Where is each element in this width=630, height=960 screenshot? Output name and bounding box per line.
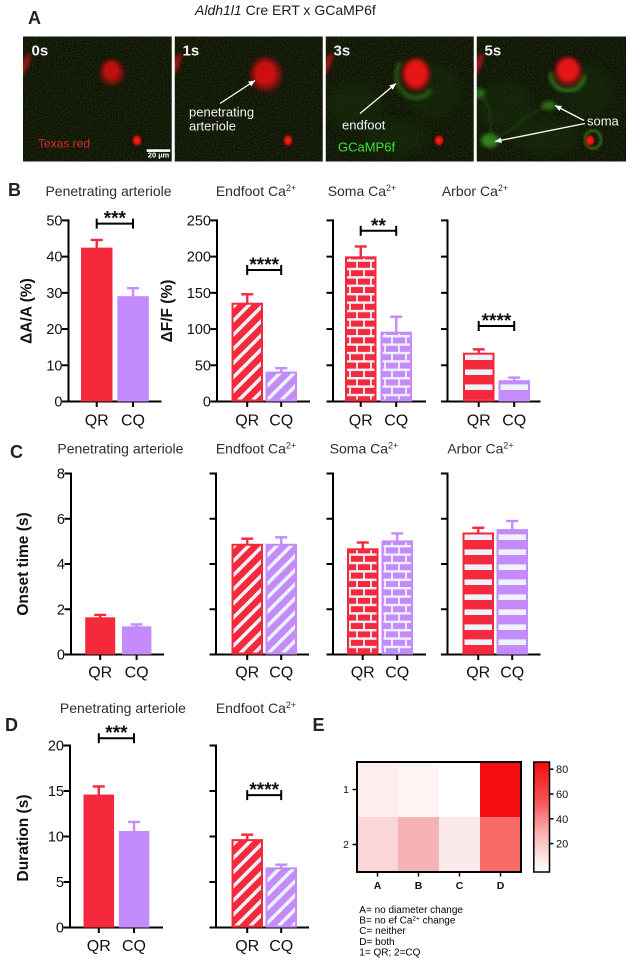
svg-text:60: 60 <box>556 789 568 801</box>
svg-text:CQ: CQ <box>122 938 146 955</box>
svg-text:B= no ef Ca2+ change: B= no ef Ca2+ change <box>359 916 456 927</box>
svg-text:0: 0 <box>57 648 65 664</box>
svg-text:QR: QR <box>467 413 491 430</box>
svg-text:20: 20 <box>46 322 62 338</box>
svg-text:QR: QR <box>349 413 373 430</box>
svg-text:20: 20 <box>48 739 64 755</box>
svg-text:endfoot: endfoot <box>342 118 386 133</box>
svg-text:D: D <box>5 715 18 735</box>
svg-text:2: 2 <box>343 839 349 851</box>
svg-text:6: 6 <box>57 512 65 528</box>
svg-text:Endfoot Ca2+: Endfoot Ca2+ <box>216 183 296 199</box>
svg-text:Soma Ca2+: Soma Ca2+ <box>330 441 399 457</box>
svg-text:1: 1 <box>343 784 349 796</box>
svg-text:Arbor Ca2+: Arbor Ca2+ <box>447 441 513 457</box>
svg-text:B: B <box>415 880 423 892</box>
svg-text:8: 8 <box>57 467 65 483</box>
svg-text:80: 80 <box>556 764 568 776</box>
svg-text:Texas red: Texas red <box>38 137 90 151</box>
svg-text:200: 200 <box>187 250 211 266</box>
svg-text:50: 50 <box>195 358 211 374</box>
svg-text:QR: QR <box>88 665 112 682</box>
svg-text:QR: QR <box>85 413 109 430</box>
svg-text:***: *** <box>104 209 127 230</box>
svg-text:30: 30 <box>46 286 62 302</box>
svg-text:D: D <box>497 880 505 892</box>
svg-text:CQ: CQ <box>269 413 293 430</box>
svg-text:Endfoot Ca2+: Endfoot Ca2+ <box>216 700 296 716</box>
svg-text:5: 5 <box>56 875 64 891</box>
svg-text:40: 40 <box>46 250 62 266</box>
svg-text:QR: QR <box>235 413 259 430</box>
svg-text:5s: 5s <box>485 43 502 60</box>
svg-text:250: 250 <box>187 213 211 229</box>
svg-text:100: 100 <box>187 322 211 338</box>
svg-text:10: 10 <box>48 830 64 846</box>
svg-text:****: **** <box>249 255 279 276</box>
svg-text:QR: QR <box>235 665 259 682</box>
svg-text:C: C <box>456 880 464 892</box>
svg-text:CQ: CQ <box>384 413 408 430</box>
svg-text:2: 2 <box>57 602 65 618</box>
svg-text:Soma Ca2+: Soma Ca2+ <box>328 183 397 199</box>
svg-text:150: 150 <box>187 286 211 302</box>
svg-text:15: 15 <box>48 784 64 800</box>
svg-text:CQ: CQ <box>125 665 149 682</box>
svg-text:**: ** <box>371 216 386 237</box>
svg-text:ΔA/A (%): ΔA/A (%) <box>19 278 36 344</box>
svg-text:C= neither: C= neither <box>359 926 406 937</box>
svg-text:A: A <box>28 8 41 28</box>
svg-text:10: 10 <box>46 358 62 374</box>
svg-text:penetrating: penetrating <box>189 105 254 120</box>
svg-text:QR: QR <box>466 665 490 682</box>
svg-text:4: 4 <box>57 557 65 573</box>
svg-text:***: *** <box>105 723 128 744</box>
svg-text:50: 50 <box>46 213 62 229</box>
svg-text:20 µm: 20 µm <box>148 151 170 160</box>
svg-text:20: 20 <box>556 839 568 851</box>
svg-text:QR: QR <box>87 938 111 955</box>
svg-text:0s: 0s <box>32 43 49 60</box>
svg-text:soma: soma <box>587 114 620 129</box>
svg-text:ΔF/F (%): ΔF/F (%) <box>159 280 176 343</box>
svg-text:1s: 1s <box>183 43 200 60</box>
svg-text:CQ: CQ <box>269 938 293 955</box>
svg-text:0: 0 <box>56 921 64 937</box>
svg-text:40: 40 <box>556 814 568 826</box>
svg-text:****: **** <box>249 780 279 801</box>
svg-text:Arbor Ca2+: Arbor Ca2+ <box>442 183 508 199</box>
svg-text:E: E <box>313 715 325 735</box>
svg-text:CQ: CQ <box>269 665 293 682</box>
svg-text:QR: QR <box>351 665 375 682</box>
svg-text:D= both: D= both <box>359 937 394 948</box>
svg-text:Endfoot Ca2+: Endfoot Ca2+ <box>216 441 296 457</box>
svg-text:0: 0 <box>54 395 62 411</box>
svg-text:A= no diameter change: A= no diameter change <box>359 905 463 916</box>
svg-text:0: 0 <box>203 395 211 411</box>
svg-text:CQ: CQ <box>502 413 526 430</box>
svg-text:GCaMP6f: GCaMP6f <box>338 140 395 155</box>
svg-text:B: B <box>8 180 21 200</box>
svg-text:CQ: CQ <box>121 413 145 430</box>
svg-text:C: C <box>10 442 23 462</box>
svg-text:Duration (s): Duration (s) <box>15 795 32 882</box>
svg-text:Onset time (s): Onset time (s) <box>15 512 32 615</box>
svg-text:****: **** <box>482 311 512 332</box>
svg-text:CQ: CQ <box>500 665 524 682</box>
svg-text:Penetrating arteriole: Penetrating arteriole <box>60 700 186 716</box>
svg-text:1= QR; 2=CQ: 1= QR; 2=CQ <box>359 947 420 958</box>
svg-text:arteriole: arteriole <box>189 119 236 134</box>
svg-text:Penetrating arteriole: Penetrating arteriole <box>45 183 171 199</box>
svg-text:3s: 3s <box>334 43 351 60</box>
svg-text:QR: QR <box>235 938 259 955</box>
svg-text:Aldh1l1 Cre ERT x GCaMP6f: Aldh1l1 Cre ERT x GCaMP6f <box>194 2 376 18</box>
svg-text:CQ: CQ <box>385 665 409 682</box>
svg-text:A: A <box>374 880 382 892</box>
svg-text:Penetrating arteriole: Penetrating arteriole <box>57 441 183 457</box>
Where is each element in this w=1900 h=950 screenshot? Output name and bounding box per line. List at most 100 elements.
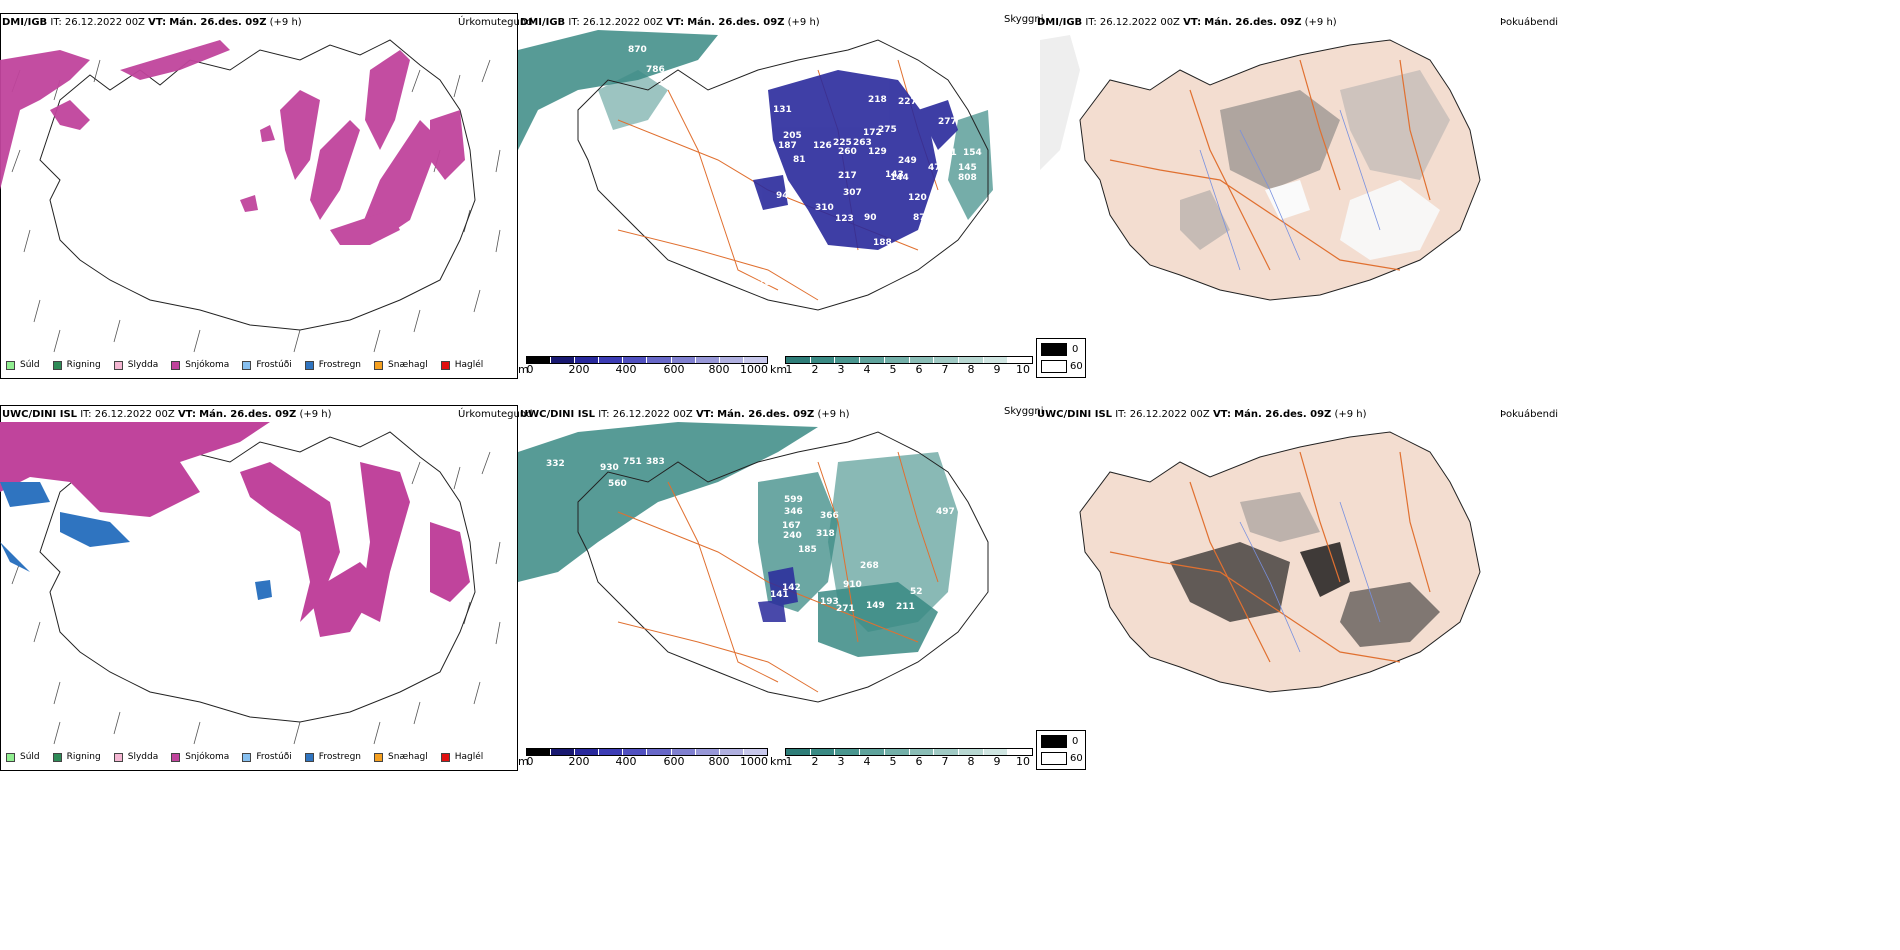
legend-label: Slydda — [127, 360, 159, 370]
height-unit: m — [518, 755, 529, 768]
visibility-label: 141 — [770, 590, 789, 600]
fog-label-60: 60 — [1070, 753, 1083, 764]
tick: 800 — [708, 755, 730, 768]
legend-swatch — [52, 752, 62, 762]
tick: 8 — [967, 363, 975, 376]
visibility-label: 142 — [782, 583, 801, 593]
visibility-label: 123 — [835, 214, 854, 224]
iceland-outline — [39, 431, 476, 723]
tick: 3 — [837, 363, 845, 376]
legend-swatch — [440, 752, 450, 762]
visibility-label: 497 — [936, 507, 955, 517]
roads — [1109, 451, 1431, 663]
visibility-label: 307 — [843, 188, 862, 198]
vt-value: Mán. 26.des. 09Z — [169, 17, 267, 28]
legend-label: Snæhagl — [388, 752, 428, 762]
legend-item: Snjókoma — [171, 360, 229, 370]
visibility-label: 149 — [866, 601, 885, 611]
legend-label: Snæhagl — [388, 360, 428, 370]
visibility-label: 225 — [833, 138, 852, 148]
fog-map-bottom — [1079, 431, 1481, 693]
precip-legend-top: Súld Rigning Slydda Snjókoma Frostúði Fr… — [6, 360, 496, 370]
visibility-label: 87 — [913, 213, 926, 223]
legend-item: Frostregn — [304, 360, 361, 370]
visibility-label: 310 — [815, 203, 834, 213]
legend-swatch — [171, 360, 181, 370]
model-name: DMI/IGB — [1037, 17, 1083, 28]
visibility-label: 599 — [784, 495, 803, 505]
snowfall-areas — [0, 422, 470, 637]
fog-title-bottom: Þokuábendi — [1500, 409, 1559, 420]
legend-swatch — [6, 360, 15, 370]
lead-time: (+9 h) — [269, 17, 302, 28]
tick: 1000 — [740, 755, 768, 768]
visibility-label: 81 — [793, 155, 806, 165]
tick: 9 — [993, 755, 1001, 768]
header-vis-top: DMI/IGB IT: 26.12.2022 00Z VT: Mán. 26.d… — [520, 17, 820, 29]
visibility-label: 910 — [843, 580, 862, 590]
precip-title-bottom: Úrkomutegund — [458, 409, 533, 420]
iceland-outline — [577, 39, 989, 311]
rivers — [1199, 109, 1381, 271]
vt-label: VT: — [177, 409, 196, 420]
precip-panel-top — [0, 13, 518, 379]
iceland-outline — [39, 39, 476, 331]
tick: 2 — [811, 363, 819, 376]
fog-label-0: 0 — [1072, 344, 1079, 355]
legend-swatch — [6, 752, 15, 762]
it-value: 26.12.2022 00Z — [612, 409, 693, 420]
header-fog-bottom: UWC/DINI ISL IT: 26.12.2022 00Z VT: Mán.… — [1037, 409, 1367, 421]
fog-swatch-0 — [1041, 343, 1067, 356]
it-label: IT: — [1115, 409, 1127, 420]
precip-panel-bottom — [0, 405, 518, 771]
low-cloud-areas — [758, 567, 798, 622]
visibility-label: 184 — [933, 191, 952, 201]
tick: 600 — [663, 363, 685, 376]
precip-legend-bottom: Súld Rigning Slydda Snjókoma Frostúði Fr… — [6, 752, 496, 762]
tick: 8 — [967, 755, 975, 768]
fog-swatch-60 — [1041, 360, 1067, 373]
legend-swatch — [113, 360, 123, 370]
km-ticks: 1 2 3 4 5 6 7 8 9 10 — [785, 363, 1033, 377]
it-value: 26.12.2022 00Z — [582, 17, 663, 28]
legend-item: Rigning — [52, 752, 101, 762]
tick: 5 — [889, 363, 897, 376]
visibility-label: 346 — [784, 507, 803, 517]
snowfall-areas — [0, 40, 465, 245]
visibility-label: 366 — [820, 511, 839, 521]
legend-swatch — [304, 752, 314, 762]
visibility-label: 510 — [658, 78, 677, 88]
visibility-label: 249 — [898, 156, 917, 166]
roads — [617, 451, 939, 693]
tick: 9 — [993, 363, 1001, 376]
tick: 4 — [863, 363, 871, 376]
legend-swatch — [242, 360, 252, 370]
visibility-label: 930 — [600, 463, 619, 473]
legend-label: Frostregn — [318, 752, 362, 762]
visibility-label: 263 — [853, 138, 872, 148]
vt-label: VT: — [1212, 409, 1231, 420]
model-name: UWC/DINI ISL — [520, 409, 596, 420]
legend-swatch — [113, 752, 123, 762]
low-cloud-areas — [753, 70, 958, 250]
visibility-label: 207 — [938, 201, 957, 211]
visibility-label: 318 — [816, 529, 835, 539]
legend-item: Haglél — [440, 360, 483, 370]
height-unit: m — [518, 363, 529, 376]
legend-swatch — [374, 752, 384, 762]
lead-time: (+9 h) — [817, 409, 850, 420]
it-label: IT: — [598, 409, 610, 420]
visibility-label: 131 — [773, 105, 792, 115]
km-unit: km — [770, 755, 788, 768]
it-label: IT: — [1085, 17, 1097, 28]
it-value: 26.12.2022 00Z — [1129, 409, 1210, 420]
visibility-label: 154 — [963, 148, 982, 158]
model-name: DMI/IGB — [2, 17, 48, 28]
height-ticks: 0 200 400 600 800 1000 — [526, 363, 769, 377]
height-colorbar — [526, 748, 768, 756]
model-name: UWC/DINI ISL — [2, 409, 78, 420]
tick: 6 — [915, 755, 923, 768]
fog-swatch-60 — [1041, 752, 1067, 765]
****************
--- REQUIREMENTS ---
Rewrite the records from the line with "legend-label: Slydda — [127, 360, 159, 370]" to the line with "tick: 8 — [967, 363, 975, 376]", changing "tick" to "axis-tick" and leaving everything else as it is.

--- WORKED ANSWER ---
legend-label: Slydda — [127, 360, 159, 370]
height-unit: m — [518, 755, 529, 768]
visibility-label: 141 — [770, 590, 789, 600]
fog-label-60: 60 — [1070, 753, 1083, 764]
axis-tick: 800 — [708, 755, 730, 768]
legend-swatch — [52, 752, 62, 762]
axis-tick: 8 — [967, 363, 975, 376]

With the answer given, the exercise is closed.